### Listing
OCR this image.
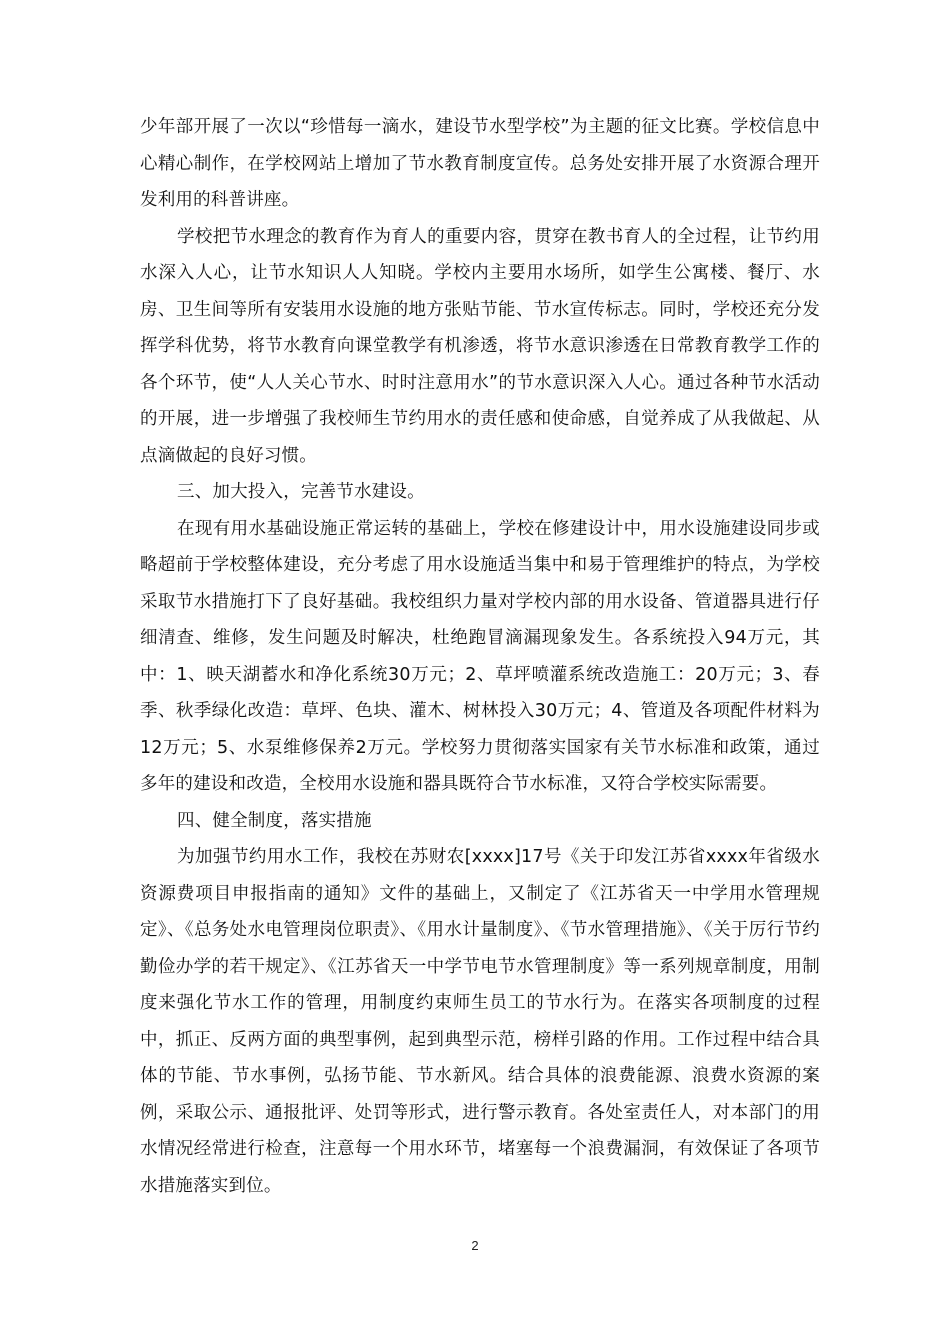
少年部开展了一次以“珍惜每一滴水，建设节水型学校”为主题的征文比赛。学校信息中心精心制作，在学校网站上增加了节水教育制度宣传。总务处安排开展了水资源合理开发利用的科普讲座。

学校把节水理念的教育作为育人的重要内容，贯穿在教书育人的全过程，让节约用水深入人心，让节水知识人人知晓。学校内主要用水场所，如学生公寓楼、餐厅、水房、卫生间等所有安装用水设施的地方张贴节能、节水宣传标志。同时，学校还充分发挥学科优势，将节水教育向课堂教学有机渗透，将节水意识渗透在日常教育教学工作的各个环节，使“人人关心节水、时时注意用水”的节水意识深入人心。通过各种节水活动的开展，进一步增强了我校师生节约用水的责任感和使命感，自觉养成了从我做起、从点滴做起的良好习惯。

三、加大投入，完善节水建设。

在现有用水基础设施正常运转的基础上，学校在修建设计中，用水设施建设同步或略超前于学校整体建设，充分考虑了用水设施适当集中和易于管理维护的特点，为学校采取节水措施打下了良好基础。我校组织力量对学校内部的用水设备、管道器具进行仔细清查、维修，发生问题及时解决，杜绝跑冒滴漏现象发生。各系统投入94万元，其中：1、映天湖蓄水和净化系统30万元；2、草坪喷灌系统改造施工：20万元；3、春季、秋季绿化改造：草坪、色块、灌木、树林投入30万元；4、管道及各项配件材料为12万元；5、水泵维修保养2万元。学校努力贯彻落实国家有关节水标准和政策，通过多年的建设和改造，全校用水设施和器具既符合节水标准，又符合学校实际需要。

四、健全制度，落实措施

为加强节约用水工作，我校在苏财农[xxxx]17号《关于印发江苏省xxxx年省级水资源费项目申报指南的通知》文件的基础上，又制定了《江苏省天一中学用水管理规定》、《总务处水电管理岗位职责》、《用水计量制度》、《节水管理措施》、《关于厉行节约勤俭办学的若干规定》、《江苏省天一中学节电节水管理制度》等一系列规章制度，用制度来强化节水工作的管理，用制度约束师生员工的节水行为。在落实各项制度的过程中，抓正、反两方面的典型事例，起到典型示范，榜样引路的作用。工作过程中结合具体的节能、节水事例，弘扬节能、节水新风。结合具体的浪费能源、浪费水资源的案例，采取公示、通报批评、处罚等形式，进行警示教育。各处室责任人，对本部门的用水情况经常进行检查，注意每一个用水环节，堵塞每一个浪费漏洞，有效保证了各项节水措施落实到位。

2
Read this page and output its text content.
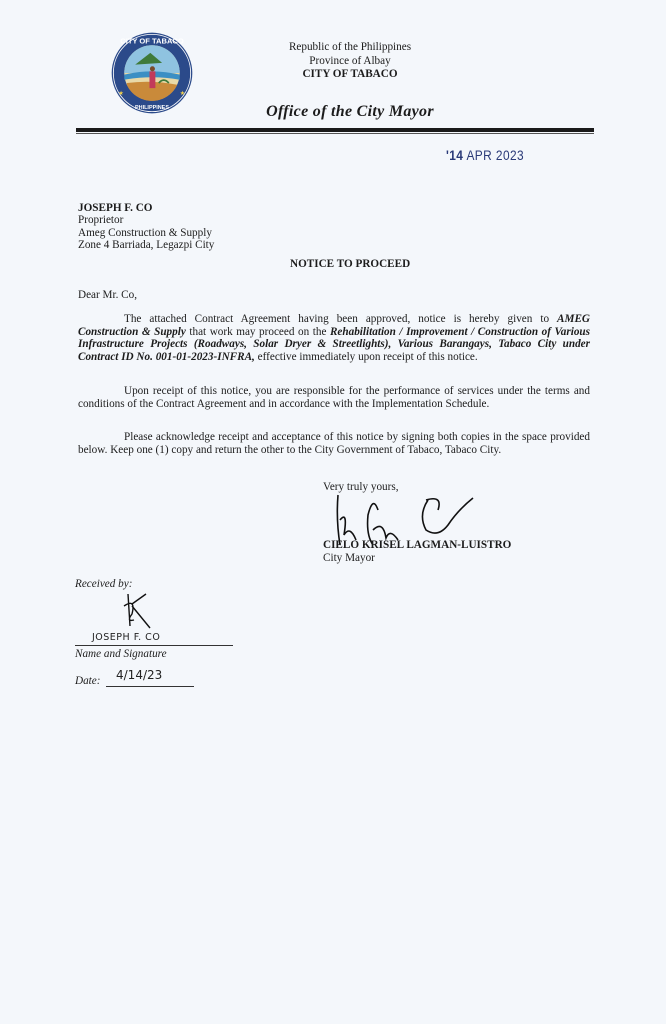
CITY OF TABACO
PHILIPPINES
★	★
Republic of the Philippines
Province of Albay
CITY OF TABACO
Office of the City Mayor
'14 APR 2023
JOSEPH F. CO
Proprietor
Ameg Construction & Supply
Zone 4 Barriada, Legazpi City
NOTICE TO PROCEED
Dear Mr. Co,
The attached Contract Agreement having been approved, notice is hereby given to AMEG Construction & Supply that work may proceed on the Rehabilitation / Improvement / Construction of Various Infrastructure Projects (Roadways, Solar Dryer & Streetlights), Various Barangays, Tabaco City under Contract ID No. 001-01-2023-INFRA, effective immediately upon receipt of this notice.
Upon receipt of this notice, you are responsible for the performance of services under the terms and conditions of the Contract Agreement and in accordance with the Implementation Schedule.
Please acknowledge receipt and acceptance of this notice by signing both copies in the space provided below. Keep one (1) copy and return the other to the City Government of Tabaco, Tabaco City.
Very truly yours,
CIELO KRISEL LAGMAN-LUISTRO
City Mayor
Received by:
JOSEPH F. CO
Name and Signature
Date: 4/14/23
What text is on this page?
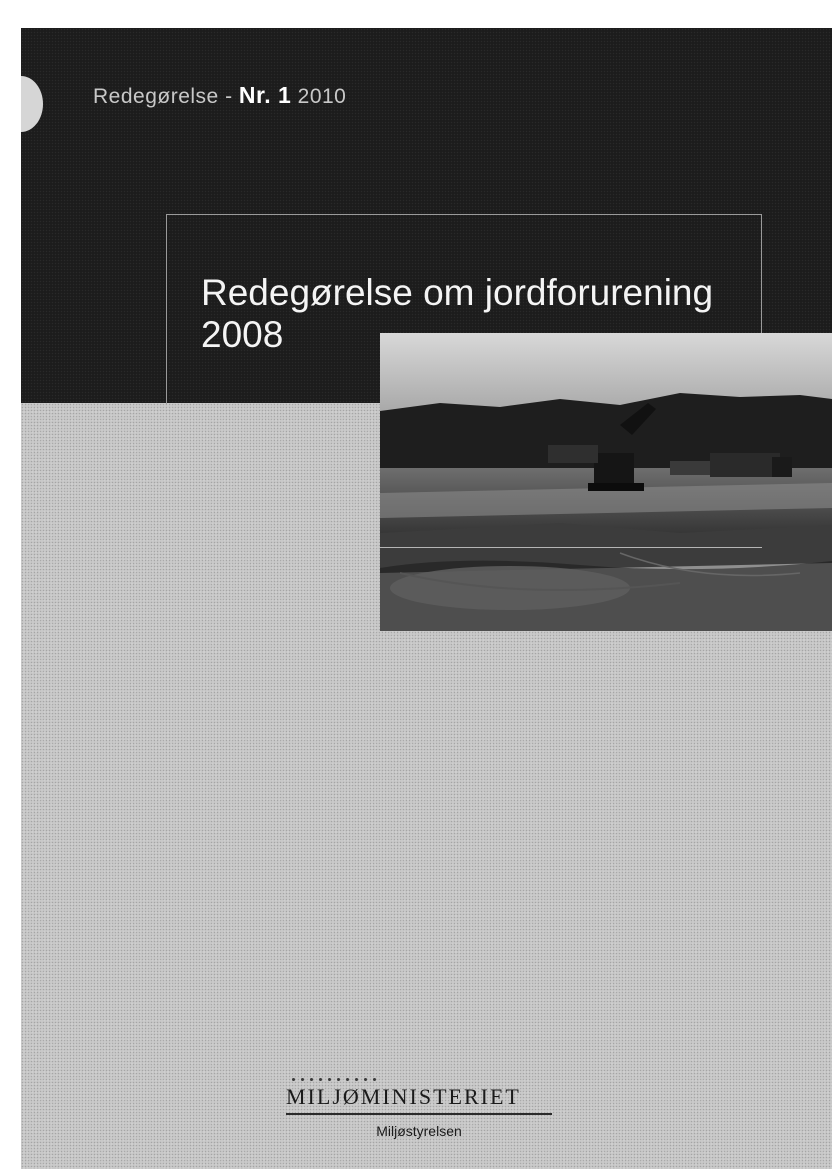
Redegørelse - Nr. 1 2010
Redegørelse om jordforurening
2008
MILJØMINISTERIET
Miljøstyrelsen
######
# Written instruction
Take the entries shown above and quote them verbatim, passing over the pictures.

# Worked answer
OCR this image.
少年部开展了一次以“珍惜每一滴水，建设节水型学校”为主题的征文比赛。学校信息中心精心制作，在学校网站上增加了节水教育制度宣传。总务处安排开展了水资源合理开发利用的科普讲座。

学校把节水理念的教育作为育人的重要内容，贯穿在教书育人的全过程，让节约用水深入人心，让节水知识人人知晓。学校内主要用水场所，如学生公寓楼、餐厅、水房、卫生间等所有安装用水设施的地方张贴节能、节水宣传标志。同时，学校还充分发挥学科优势，将节水教育向课堂教学有机渗透，将节水意识渗透在日常教育教学工作的各个环节，使“人人关心节水、时时注意用水”的节水意识深入人心。通过各种节水活动的开展，进一步增强了我校师生节约用水的责任感和使命感，自觉养成了从我做起、从点滴做起的良好习惯。

三、加大投入，完善节水建设。

在现有用水基础设施正常运转的基础上，学校在修建设计中，用水设施建设同步或略超前于学校整体建设，充分考虑了用水设施适当集中和易于管理维护的特点，为学校采取节水措施打下了良好基础。我校组织力量对学校内部的用水设备、管道器具进行仔细清查、维修，发生问题及时解决，杜绝跑冒滴漏现象发生。各系统投入94万元，其中：1、映天湖蓄水和净化系统30万元；2、草坪喷灌系统改造施工：20万元；3、春季、秋季绿化改造：草坪、色块、灌木、树林投入30万元；4、管道及各项配件材料为12万元；5、水泵维修保养2万元。学校努力贯彻落实国家有关节水标准和政策，通过多年的建设和改造，全校用水设施和器具既符合节水标准，又符合学校实际需要。

四、健全制度，落实措施

为加强节约用水工作，我校在苏财农[xxxx]17号《关于印发江苏省xxxx年省级水资源费项目申报指南的通知》文件的基础上，又制定了《江苏省天一中学用水管理规定》、《总务处水电管理岗位职责》、《用水计量制度》、《节水管理措施》、《关于厉行节约勤俭办学的若干规定》、《江苏省天一中学节电节水管理制度》等一系列规章制度，用制度来强化节水工作的管理，用制度约束师生员工的节水行为。在落实各项制度的过程中，抓正、反两方面的典型事例，起到典型示范，榜样引路的作用。工作过程中结合具体的节能、节水事例，弘扬节能、节水新风。结合具体的浪费能源、浪费水资源的案例，采取公示、通报批评、处罚等形式，进行警示教育。各处室责任人，对本部门的用水情况经常进行检查，注意每一个用水环节，堵塞每一个浪费漏洞，有效保证了各项节水措施落实到位。

2
Read this page and output its text content.
CITY OF TABACO
PHILIPPINES
★	★
Republic of the Philippines
Province of Albay
CITY OF TABACO
Office of the City Mayor
'14 APR 2023
JOSEPH F. CO
Proprietor
Ameg Construction & Supply
Zone 4 Barriada, Legazpi City
NOTICE TO PROCEED
Dear Mr. Co,
The attached Contract Agreement having been approved, notice is hereby given to AMEG Construction & Supply that work may proceed on the Rehabilitation / Improvement / Construction of Various Infrastructure Projects (Roadways, Solar Dryer & Streetlights), Various Barangays, Tabaco City under Contract ID No. 001-01-2023-INFRA, effective immediately upon receipt of this notice.
Upon receipt of this notice, you are responsible for the performance of services under the terms and conditions of the Contract Agreement and in accordance with the Implementation Schedule.
Please acknowledge receipt and acceptance of this notice by signing both copies in the space provided below. Keep one (1) copy and return the other to the City Government of Tabaco, Tabaco City.
Very truly yours,
CIELO KRISEL LAGMAN-LUISTRO
City Mayor
Received by:
JOSEPH F. CO
Name and Signature
Date: 4/14/23
What text is on this page?
Redegørelse - Nr. 1 2010
Redegørelse om jordforurening
2008
MILJØMINISTERIET
Miljøstyrelsen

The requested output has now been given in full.